┌─ Record set

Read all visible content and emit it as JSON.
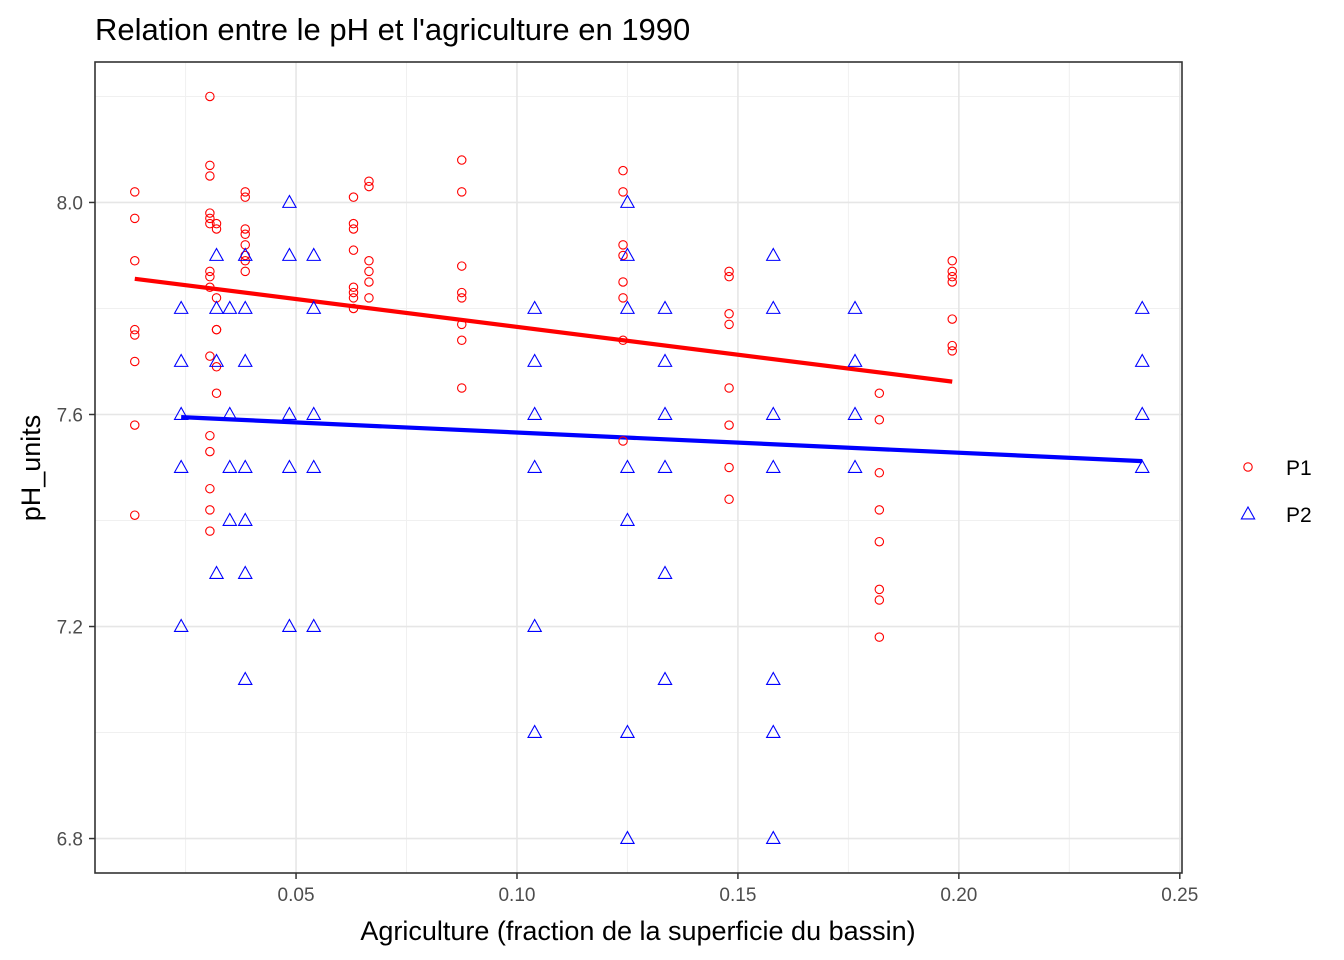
{
  "chart_data": {
    "type": "scatter",
    "title": "Relation entre le pH et l'agriculture en 1990",
    "xlabel": "Agriculture (fraction de la superficie du bassin)",
    "ylabel": "pH_units",
    "xlim": [
      0.0045,
      0.2505
    ],
    "ylim": [
      6.735,
      8.265
    ],
    "xticks": [
      0.05,
      0.1,
      0.15,
      0.2,
      0.25
    ],
    "xtick_labels": [
      "0.05",
      "0.10",
      "0.15",
      "0.20",
      "0.25"
    ],
    "yticks": [
      6.8,
      7.2,
      7.6,
      8.0
    ],
    "ytick_labels": [
      "6.8",
      "7.2",
      "7.6",
      "8.0"
    ],
    "grid": true,
    "legend_position": "right",
    "series": [
      {
        "name": "P1",
        "color": "#ff0000",
        "marker": "circle",
        "points": [
          [
            0.0135,
            8.02
          ],
          [
            0.0135,
            7.97
          ],
          [
            0.0135,
            7.89
          ],
          [
            0.0135,
            7.76
          ],
          [
            0.0135,
            7.75
          ],
          [
            0.0135,
            7.7
          ],
          [
            0.0135,
            7.58
          ],
          [
            0.0135,
            7.41
          ],
          [
            0.0305,
            8.2
          ],
          [
            0.0305,
            8.07
          ],
          [
            0.0305,
            8.05
          ],
          [
            0.0305,
            7.98
          ],
          [
            0.0305,
            7.97
          ],
          [
            0.0305,
            7.96
          ],
          [
            0.0305,
            7.87
          ],
          [
            0.0305,
            7.86
          ],
          [
            0.0305,
            7.84
          ],
          [
            0.0305,
            7.71
          ],
          [
            0.0305,
            7.56
          ],
          [
            0.0305,
            7.53
          ],
          [
            0.0305,
            7.46
          ],
          [
            0.0305,
            7.42
          ],
          [
            0.0305,
            7.38
          ],
          [
            0.032,
            7.96
          ],
          [
            0.032,
            7.95
          ],
          [
            0.032,
            7.82
          ],
          [
            0.032,
            7.76
          ],
          [
            0.032,
            7.76
          ],
          [
            0.032,
            7.69
          ],
          [
            0.032,
            7.64
          ],
          [
            0.0385,
            8.02
          ],
          [
            0.0385,
            8.01
          ],
          [
            0.0385,
            7.95
          ],
          [
            0.0385,
            7.94
          ],
          [
            0.0385,
            7.92
          ],
          [
            0.0385,
            7.9
          ],
          [
            0.0385,
            7.89
          ],
          [
            0.0385,
            7.87
          ],
          [
            0.063,
            8.01
          ],
          [
            0.063,
            7.96
          ],
          [
            0.063,
            7.95
          ],
          [
            0.063,
            7.91
          ],
          [
            0.063,
            7.84
          ],
          [
            0.063,
            7.83
          ],
          [
            0.063,
            7.82
          ],
          [
            0.063,
            7.8
          ],
          [
            0.0665,
            8.04
          ],
          [
            0.0665,
            8.03
          ],
          [
            0.0665,
            7.89
          ],
          [
            0.0665,
            7.87
          ],
          [
            0.0665,
            7.85
          ],
          [
            0.0665,
            7.82
          ],
          [
            0.0875,
            8.08
          ],
          [
            0.0875,
            8.02
          ],
          [
            0.0875,
            7.88
          ],
          [
            0.0875,
            7.83
          ],
          [
            0.0875,
            7.82
          ],
          [
            0.0875,
            7.77
          ],
          [
            0.0875,
            7.74
          ],
          [
            0.0875,
            7.65
          ],
          [
            0.124,
            8.06
          ],
          [
            0.124,
            8.02
          ],
          [
            0.124,
            7.92
          ],
          [
            0.124,
            7.9
          ],
          [
            0.124,
            7.85
          ],
          [
            0.124,
            7.82
          ],
          [
            0.124,
            7.74
          ],
          [
            0.124,
            7.55
          ],
          [
            0.148,
            7.87
          ],
          [
            0.148,
            7.86
          ],
          [
            0.148,
            7.79
          ],
          [
            0.148,
            7.77
          ],
          [
            0.148,
            7.65
          ],
          [
            0.148,
            7.58
          ],
          [
            0.148,
            7.5
          ],
          [
            0.148,
            7.44
          ],
          [
            0.182,
            7.64
          ],
          [
            0.182,
            7.59
          ],
          [
            0.182,
            7.49
          ],
          [
            0.182,
            7.42
          ],
          [
            0.182,
            7.36
          ],
          [
            0.182,
            7.27
          ],
          [
            0.182,
            7.25
          ],
          [
            0.182,
            7.18
          ],
          [
            0.1985,
            7.89
          ],
          [
            0.1985,
            7.87
          ],
          [
            0.1985,
            7.86
          ],
          [
            0.1985,
            7.85
          ],
          [
            0.1985,
            7.78
          ],
          [
            0.1985,
            7.73
          ],
          [
            0.1985,
            7.72
          ]
        ],
        "fit_line": [
          [
            0.0135,
            7.856
          ],
          [
            0.1985,
            7.662
          ]
        ]
      },
      {
        "name": "P2",
        "color": "#0000ff",
        "marker": "triangle",
        "points": [
          [
            0.024,
            7.8
          ],
          [
            0.024,
            7.7
          ],
          [
            0.024,
            7.6
          ],
          [
            0.024,
            7.5
          ],
          [
            0.024,
            7.2
          ],
          [
            0.032,
            7.9
          ],
          [
            0.032,
            7.8
          ],
          [
            0.032,
            7.7
          ],
          [
            0.032,
            7.3
          ],
          [
            0.035,
            7.8
          ],
          [
            0.035,
            7.6
          ],
          [
            0.035,
            7.5
          ],
          [
            0.035,
            7.4
          ],
          [
            0.0385,
            7.9
          ],
          [
            0.0385,
            7.8
          ],
          [
            0.0385,
            7.7
          ],
          [
            0.0385,
            7.5
          ],
          [
            0.0385,
            7.4
          ],
          [
            0.0385,
            7.3
          ],
          [
            0.0385,
            7.1
          ],
          [
            0.0485,
            8.0
          ],
          [
            0.0485,
            7.9
          ],
          [
            0.0485,
            7.6
          ],
          [
            0.0485,
            7.5
          ],
          [
            0.0485,
            7.2
          ],
          [
            0.054,
            7.9
          ],
          [
            0.054,
            7.8
          ],
          [
            0.054,
            7.6
          ],
          [
            0.054,
            7.5
          ],
          [
            0.054,
            7.2
          ],
          [
            0.104,
            7.8
          ],
          [
            0.104,
            7.7
          ],
          [
            0.104,
            7.6
          ],
          [
            0.104,
            7.5
          ],
          [
            0.104,
            7.2
          ],
          [
            0.104,
            7.0
          ],
          [
            0.125,
            8.0
          ],
          [
            0.125,
            7.9
          ],
          [
            0.125,
            7.8
          ],
          [
            0.125,
            7.5
          ],
          [
            0.125,
            7.4
          ],
          [
            0.125,
            7.0
          ],
          [
            0.125,
            6.8
          ],
          [
            0.1335,
            7.8
          ],
          [
            0.1335,
            7.7
          ],
          [
            0.1335,
            7.6
          ],
          [
            0.1335,
            7.5
          ],
          [
            0.1335,
            7.3
          ],
          [
            0.1335,
            7.1
          ],
          [
            0.158,
            7.9
          ],
          [
            0.158,
            7.8
          ],
          [
            0.158,
            7.6
          ],
          [
            0.158,
            7.5
          ],
          [
            0.158,
            7.1
          ],
          [
            0.158,
            7.0
          ],
          [
            0.158,
            6.8
          ],
          [
            0.1765,
            7.8
          ],
          [
            0.1765,
            7.7
          ],
          [
            0.1765,
            7.6
          ],
          [
            0.1765,
            7.5
          ],
          [
            0.2415,
            7.8
          ],
          [
            0.2415,
            7.7
          ],
          [
            0.2415,
            7.6
          ],
          [
            0.2415,
            7.5
          ]
        ],
        "fit_line": [
          [
            0.024,
            7.595
          ],
          [
            0.2415,
            7.512
          ]
        ]
      }
    ]
  }
}
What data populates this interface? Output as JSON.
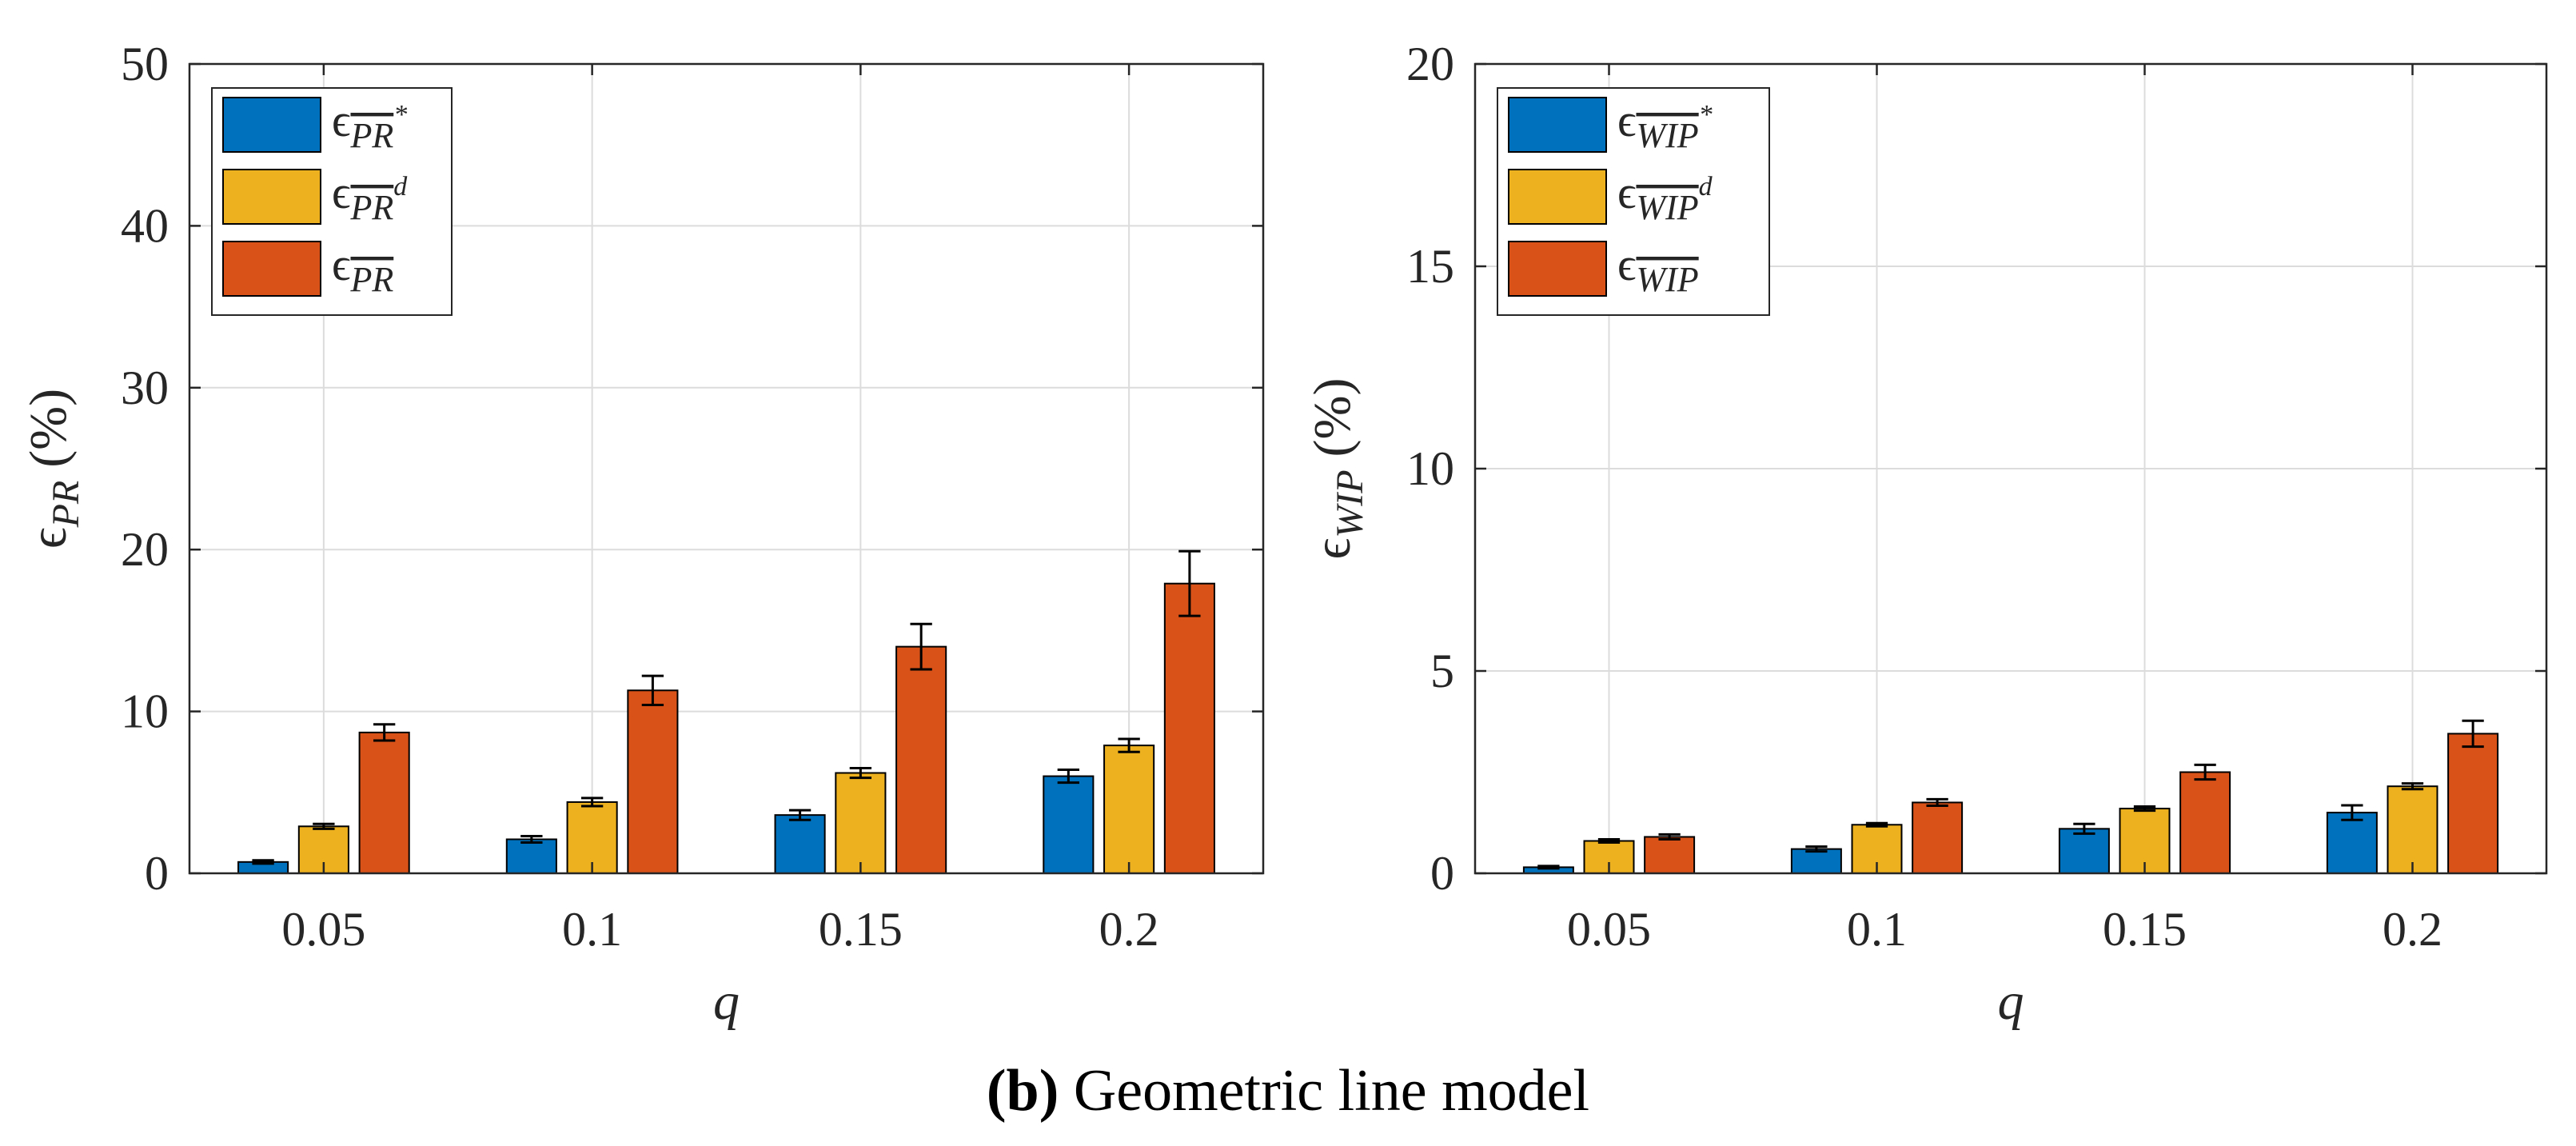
{
  "figure": {
    "caption_bold": "(b)",
    "caption_text": " Geometric line model"
  },
  "colors": {
    "series_star": "#0072BD",
    "series_d": "#EDB120",
    "series_plain": "#D95319",
    "axes": "#262626",
    "grid": "#dcdcdc"
  },
  "chart_data": [
    {
      "type": "bar",
      "categories": [
        "0.05",
        "0.1",
        "0.15",
        "0.2"
      ],
      "xlabel": "q",
      "ylabel": "ε_PR (%)",
      "ylabel_base": "ϵ",
      "ylabel_sub": "PR",
      "ylabel_unit": "(%)",
      "ylim": [
        0,
        50
      ],
      "yticks": [
        0,
        10,
        20,
        30,
        40,
        50
      ],
      "grid": true,
      "legend_position": "top-left",
      "series": [
        {
          "name": "ε_PR*",
          "legend_sub": "PR",
          "legend_sup": "*",
          "values": [
            0.7,
            2.1,
            3.6,
            6.0
          ],
          "errors": [
            0.1,
            0.2,
            0.3,
            0.4
          ]
        },
        {
          "name": "ε_PRd",
          "legend_sub": "PR",
          "legend_sup": "d",
          "values": [
            2.9,
            4.4,
            6.2,
            7.9
          ],
          "errors": [
            0.15,
            0.25,
            0.3,
            0.4
          ]
        },
        {
          "name": "ε_PR",
          "legend_sub": "PR",
          "legend_sup": "",
          "values": [
            8.7,
            11.3,
            14.0,
            17.9
          ],
          "errors": [
            0.5,
            0.9,
            1.4,
            2.0
          ]
        }
      ]
    },
    {
      "type": "bar",
      "categories": [
        "0.05",
        "0.1",
        "0.15",
        "0.2"
      ],
      "xlabel": "q",
      "ylabel": "ε_WIP (%)",
      "ylabel_base": "ϵ",
      "ylabel_sub": "WIP",
      "ylabel_unit": "(%)",
      "ylim": [
        0,
        20
      ],
      "yticks": [
        0,
        5,
        10,
        15,
        20
      ],
      "grid": true,
      "legend_position": "top-left",
      "series": [
        {
          "name": "ε_WIP*",
          "legend_sub": "WIP",
          "legend_sup": "*",
          "values": [
            0.15,
            0.6,
            1.1,
            1.5
          ],
          "errors": [
            0.03,
            0.06,
            0.12,
            0.18
          ]
        },
        {
          "name": "ε_WIPd",
          "legend_sub": "WIP",
          "legend_sup": "d",
          "values": [
            0.8,
            1.2,
            1.6,
            2.15
          ],
          "errors": [
            0.04,
            0.04,
            0.05,
            0.07
          ]
        },
        {
          "name": "ε_WIP",
          "legend_sub": "WIP",
          "legend_sup": "",
          "values": [
            0.9,
            1.75,
            2.5,
            3.45
          ],
          "errors": [
            0.06,
            0.08,
            0.18,
            0.32
          ]
        }
      ]
    }
  ]
}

└─

Extract all lines from the material above that include the word "grid".

● **The answer**
    "grid": true,
    "grid": "#dcdcdc"
      "grid": true,
      "grid": true,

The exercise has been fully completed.